* **Collected data**:
— Begin —

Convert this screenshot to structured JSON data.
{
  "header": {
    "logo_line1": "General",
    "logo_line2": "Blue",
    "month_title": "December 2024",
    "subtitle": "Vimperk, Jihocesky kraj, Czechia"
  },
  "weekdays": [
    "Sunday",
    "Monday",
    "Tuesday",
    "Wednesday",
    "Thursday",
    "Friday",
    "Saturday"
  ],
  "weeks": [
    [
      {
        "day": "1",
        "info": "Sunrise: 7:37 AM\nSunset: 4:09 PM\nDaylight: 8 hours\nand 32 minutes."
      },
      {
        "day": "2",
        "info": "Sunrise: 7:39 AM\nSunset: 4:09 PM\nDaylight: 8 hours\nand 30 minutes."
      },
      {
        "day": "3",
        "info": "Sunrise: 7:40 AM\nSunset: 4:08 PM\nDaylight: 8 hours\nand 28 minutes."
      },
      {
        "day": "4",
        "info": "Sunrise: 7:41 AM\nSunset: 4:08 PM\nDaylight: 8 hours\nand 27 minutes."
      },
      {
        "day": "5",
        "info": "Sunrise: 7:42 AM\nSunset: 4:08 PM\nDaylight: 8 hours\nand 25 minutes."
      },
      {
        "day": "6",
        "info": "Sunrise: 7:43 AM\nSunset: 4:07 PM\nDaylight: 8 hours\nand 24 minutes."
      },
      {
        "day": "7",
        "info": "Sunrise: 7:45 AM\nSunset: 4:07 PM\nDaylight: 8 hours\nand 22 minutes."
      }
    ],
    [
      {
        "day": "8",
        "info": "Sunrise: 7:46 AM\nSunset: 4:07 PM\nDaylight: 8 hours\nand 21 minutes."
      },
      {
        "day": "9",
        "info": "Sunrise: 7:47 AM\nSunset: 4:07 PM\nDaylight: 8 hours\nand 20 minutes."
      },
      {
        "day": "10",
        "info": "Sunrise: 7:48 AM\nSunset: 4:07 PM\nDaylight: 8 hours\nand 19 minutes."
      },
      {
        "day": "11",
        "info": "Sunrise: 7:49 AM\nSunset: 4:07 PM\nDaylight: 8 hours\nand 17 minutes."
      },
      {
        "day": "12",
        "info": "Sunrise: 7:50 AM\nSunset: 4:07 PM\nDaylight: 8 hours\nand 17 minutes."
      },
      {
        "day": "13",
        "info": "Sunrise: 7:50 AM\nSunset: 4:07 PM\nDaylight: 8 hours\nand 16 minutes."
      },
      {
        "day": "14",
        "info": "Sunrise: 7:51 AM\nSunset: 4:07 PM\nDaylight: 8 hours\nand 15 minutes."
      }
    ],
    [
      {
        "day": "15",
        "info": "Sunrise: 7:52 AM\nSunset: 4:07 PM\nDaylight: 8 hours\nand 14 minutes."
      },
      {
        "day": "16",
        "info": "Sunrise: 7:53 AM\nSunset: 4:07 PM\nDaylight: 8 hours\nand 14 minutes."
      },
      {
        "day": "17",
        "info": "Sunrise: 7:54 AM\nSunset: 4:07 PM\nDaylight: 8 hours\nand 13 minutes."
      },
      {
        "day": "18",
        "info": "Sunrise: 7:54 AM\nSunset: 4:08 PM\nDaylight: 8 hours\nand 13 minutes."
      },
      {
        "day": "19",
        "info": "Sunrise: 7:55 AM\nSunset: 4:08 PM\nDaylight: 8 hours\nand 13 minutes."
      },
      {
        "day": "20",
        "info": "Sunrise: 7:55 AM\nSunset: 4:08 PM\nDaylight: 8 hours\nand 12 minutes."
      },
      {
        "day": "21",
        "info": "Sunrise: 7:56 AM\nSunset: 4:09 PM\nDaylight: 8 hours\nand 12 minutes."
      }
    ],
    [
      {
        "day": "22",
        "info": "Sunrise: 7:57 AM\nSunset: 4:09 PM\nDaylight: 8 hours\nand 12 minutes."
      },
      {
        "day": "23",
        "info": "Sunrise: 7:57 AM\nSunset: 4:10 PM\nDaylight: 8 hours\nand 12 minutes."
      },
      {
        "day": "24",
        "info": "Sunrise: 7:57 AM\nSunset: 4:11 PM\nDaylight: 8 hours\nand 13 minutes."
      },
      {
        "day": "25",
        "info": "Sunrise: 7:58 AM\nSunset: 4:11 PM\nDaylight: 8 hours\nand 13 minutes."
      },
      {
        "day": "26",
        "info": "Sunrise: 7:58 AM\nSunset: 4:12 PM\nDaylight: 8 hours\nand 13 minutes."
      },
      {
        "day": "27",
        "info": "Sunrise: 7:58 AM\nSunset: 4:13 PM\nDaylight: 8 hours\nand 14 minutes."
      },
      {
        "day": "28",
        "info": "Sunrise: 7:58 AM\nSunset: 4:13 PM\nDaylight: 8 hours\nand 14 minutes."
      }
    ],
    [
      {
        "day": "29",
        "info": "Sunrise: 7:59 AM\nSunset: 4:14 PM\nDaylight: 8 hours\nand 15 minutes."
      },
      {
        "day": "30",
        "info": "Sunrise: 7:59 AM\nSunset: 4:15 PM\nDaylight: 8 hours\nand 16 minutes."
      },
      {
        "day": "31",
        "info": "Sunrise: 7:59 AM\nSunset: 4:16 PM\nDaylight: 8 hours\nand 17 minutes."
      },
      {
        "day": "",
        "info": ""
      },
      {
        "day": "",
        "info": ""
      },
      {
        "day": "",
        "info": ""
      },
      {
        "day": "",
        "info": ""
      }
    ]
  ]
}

— End —

* **What is required**: Return all of the above records exactly, leaving no line out.

* **Reply**:
Convert this screenshot to structured JSON data.
{
  "header": {
    "logo_line1": "General",
    "logo_line2": "Blue",
    "month_title": "December 2024",
    "subtitle": "Vimperk, Jihocesky kraj, Czechia"
  },
  "weekdays": [
    "Sunday",
    "Monday",
    "Tuesday",
    "Wednesday",
    "Thursday",
    "Friday",
    "Saturday"
  ],
  "weeks": [
    [
      {
        "day": "1",
        "info": "Sunrise: 7:37 AM\nSunset: 4:09 PM\nDaylight: 8 hours\nand 32 minutes."
      },
      {
        "day": "2",
        "info": "Sunrise: 7:39 AM\nSunset: 4:09 PM\nDaylight: 8 hours\nand 30 minutes."
      },
      {
        "day": "3",
        "info": "Sunrise: 7:40 AM\nSunset: 4:08 PM\nDaylight: 8 hours\nand 28 minutes."
      },
      {
        "day": "4",
        "info": "Sunrise: 7:41 AM\nSunset: 4:08 PM\nDaylight: 8 hours\nand 27 minutes."
      },
      {
        "day": "5",
        "info": "Sunrise: 7:42 AM\nSunset: 4:08 PM\nDaylight: 8 hours\nand 25 minutes."
      },
      {
        "day": "6",
        "info": "Sunrise: 7:43 AM\nSunset: 4:07 PM\nDaylight: 8 hours\nand 24 minutes."
      },
      {
        "day": "7",
        "info": "Sunrise: 7:45 AM\nSunset: 4:07 PM\nDaylight: 8 hours\nand 22 minutes."
      }
    ],
    [
      {
        "day": "8",
        "info": "Sunrise: 7:46 AM\nSunset: 4:07 PM\nDaylight: 8 hours\nand 21 minutes."
      },
      {
        "day": "9",
        "info": "Sunrise: 7:47 AM\nSunset: 4:07 PM\nDaylight: 8 hours\nand 20 minutes."
      },
      {
        "day": "10",
        "info": "Sunrise: 7:48 AM\nSunset: 4:07 PM\nDaylight: 8 hours\nand 19 minutes."
      },
      {
        "day": "11",
        "info": "Sunrise: 7:49 AM\nSunset: 4:07 PM\nDaylight: 8 hours\nand 17 minutes."
      },
      {
        "day": "12",
        "info": "Sunrise: 7:50 AM\nSunset: 4:07 PM\nDaylight: 8 hours\nand 17 minutes."
      },
      {
        "day": "13",
        "info": "Sunrise: 7:50 AM\nSunset: 4:07 PM\nDaylight: 8 hours\nand 16 minutes."
      },
      {
        "day": "14",
        "info": "Sunrise: 7:51 AM\nSunset: 4:07 PM\nDaylight: 8 hours\nand 15 minutes."
      }
    ],
    [
      {
        "day": "15",
        "info": "Sunrise: 7:52 AM\nSunset: 4:07 PM\nDaylight: 8 hours\nand 14 minutes."
      },
      {
        "day": "16",
        "info": "Sunrise: 7:53 AM\nSunset: 4:07 PM\nDaylight: 8 hours\nand 14 minutes."
      },
      {
        "day": "17",
        "info": "Sunrise: 7:54 AM\nSunset: 4:07 PM\nDaylight: 8 hours\nand 13 minutes."
      },
      {
        "day": "18",
        "info": "Sunrise: 7:54 AM\nSunset: 4:08 PM\nDaylight: 8 hours\nand 13 minutes."
      },
      {
        "day": "19",
        "info": "Sunrise: 7:55 AM\nSunset: 4:08 PM\nDaylight: 8 hours\nand 13 minutes."
      },
      {
        "day": "20",
        "info": "Sunrise: 7:55 AM\nSunset: 4:08 PM\nDaylight: 8 hours\nand 12 minutes."
      },
      {
        "day": "21",
        "info": "Sunrise: 7:56 AM\nSunset: 4:09 PM\nDaylight: 8 hours\nand 12 minutes."
      }
    ],
    [
      {
        "day": "22",
        "info": "Sunrise: 7:57 AM\nSunset: 4:09 PM\nDaylight: 8 hours\nand 12 minutes."
      },
      {
        "day": "23",
        "info": "Sunrise: 7:57 AM\nSunset: 4:10 PM\nDaylight: 8 hours\nand 12 minutes."
      },
      {
        "day": "24",
        "info": "Sunrise: 7:57 AM\nSunset: 4:11 PM\nDaylight: 8 hours\nand 13 minutes."
      },
      {
        "day": "25",
        "info": "Sunrise: 7:58 AM\nSunset: 4:11 PM\nDaylight: 8 hours\nand 13 minutes."
      },
      {
        "day": "26",
        "info": "Sunrise: 7:58 AM\nSunset: 4:12 PM\nDaylight: 8 hours\nand 13 minutes."
      },
      {
        "day": "27",
        "info": "Sunrise: 7:58 AM\nSunset: 4:13 PM\nDaylight: 8 hours\nand 14 minutes."
      },
      {
        "day": "28",
        "info": "Sunrise: 7:58 AM\nSunset: 4:13 PM\nDaylight: 8 hours\nand 14 minutes."
      }
    ],
    [
      {
        "day": "29",
        "info": "Sunrise: 7:59 AM\nSunset: 4:14 PM\nDaylight: 8 hours\nand 15 minutes."
      },
      {
        "day": "30",
        "info": "Sunrise: 7:59 AM\nSunset: 4:15 PM\nDaylight: 8 hours\nand 16 minutes."
      },
      {
        "day": "31",
        "info": "Sunrise: 7:59 AM\nSunset: 4:16 PM\nDaylight: 8 hours\nand 17 minutes."
      },
      {
        "day": "",
        "info": ""
      },
      {
        "day": "",
        "info": ""
      },
      {
        "day": "",
        "info": ""
      },
      {
        "day": "",
        "info": ""
      }
    ]
  ]
}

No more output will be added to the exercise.